▸ **Requirements**: Repeat the data that follows, word for word, without the images.

▸ **Collected data entries**:
** begin **

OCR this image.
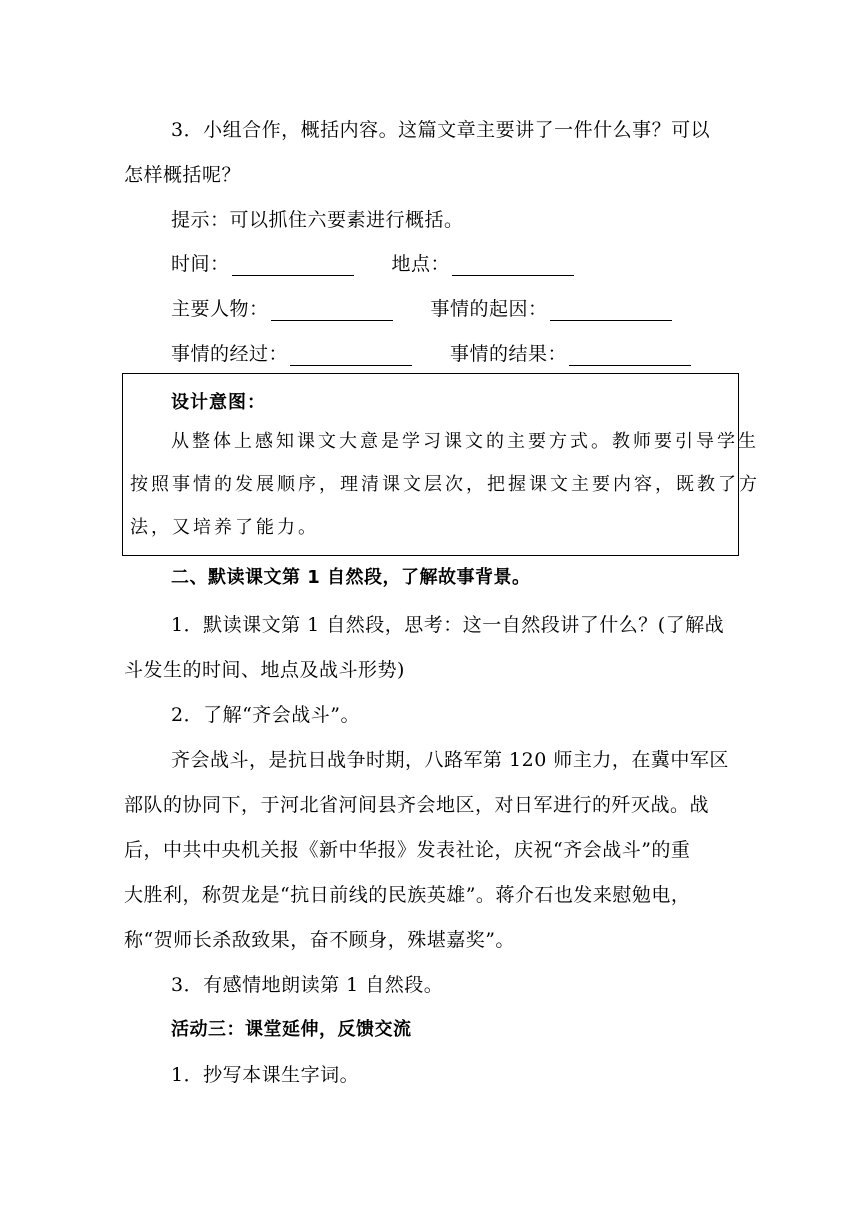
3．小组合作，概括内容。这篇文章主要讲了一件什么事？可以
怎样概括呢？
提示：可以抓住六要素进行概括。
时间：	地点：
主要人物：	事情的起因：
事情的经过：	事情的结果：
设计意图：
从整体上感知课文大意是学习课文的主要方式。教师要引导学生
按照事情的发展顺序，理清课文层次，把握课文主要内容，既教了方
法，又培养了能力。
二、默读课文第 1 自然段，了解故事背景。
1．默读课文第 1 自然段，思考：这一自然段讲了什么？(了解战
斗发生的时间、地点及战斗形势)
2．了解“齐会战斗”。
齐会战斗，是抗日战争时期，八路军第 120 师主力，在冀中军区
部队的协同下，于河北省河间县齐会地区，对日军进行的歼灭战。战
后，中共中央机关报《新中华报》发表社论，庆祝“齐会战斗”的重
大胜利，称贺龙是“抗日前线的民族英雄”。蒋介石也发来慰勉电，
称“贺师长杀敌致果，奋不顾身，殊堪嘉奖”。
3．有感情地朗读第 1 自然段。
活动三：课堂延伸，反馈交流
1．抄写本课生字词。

** end **

▸ **Exercise result**:
OCR this image.
3．小组合作，概括内容。这篇文章主要讲了一件什么事？可以
怎样概括呢？
提示：可以抓住六要素进行概括。
时间：	地点：
主要人物：	事情的起因：
事情的经过：	事情的结果：
设计意图：
从整体上感知课文大意是学习课文的主要方式。教师要引导学生
按照事情的发展顺序，理清课文层次，把握课文主要内容，既教了方
法，又培养了能力。
二、默读课文第 1 自然段，了解故事背景。
1．默读课文第 1 自然段，思考：这一自然段讲了什么？(了解战
斗发生的时间、地点及战斗形势)
2．了解“齐会战斗”。
齐会战斗，是抗日战争时期，八路军第 120 师主力，在冀中军区
部队的协同下，于河北省河间县齐会地区，对日军进行的歼灭战。战
后，中共中央机关报《新中华报》发表社论，庆祝“齐会战斗”的重
大胜利，称贺龙是“抗日前线的民族英雄”。蒋介石也发来慰勉电，
称“贺师长杀敌致果，奋不顾身，殊堪嘉奖”。
3．有感情地朗读第 1 自然段。
活动三：课堂延伸，反馈交流
1．抄写本课生字词。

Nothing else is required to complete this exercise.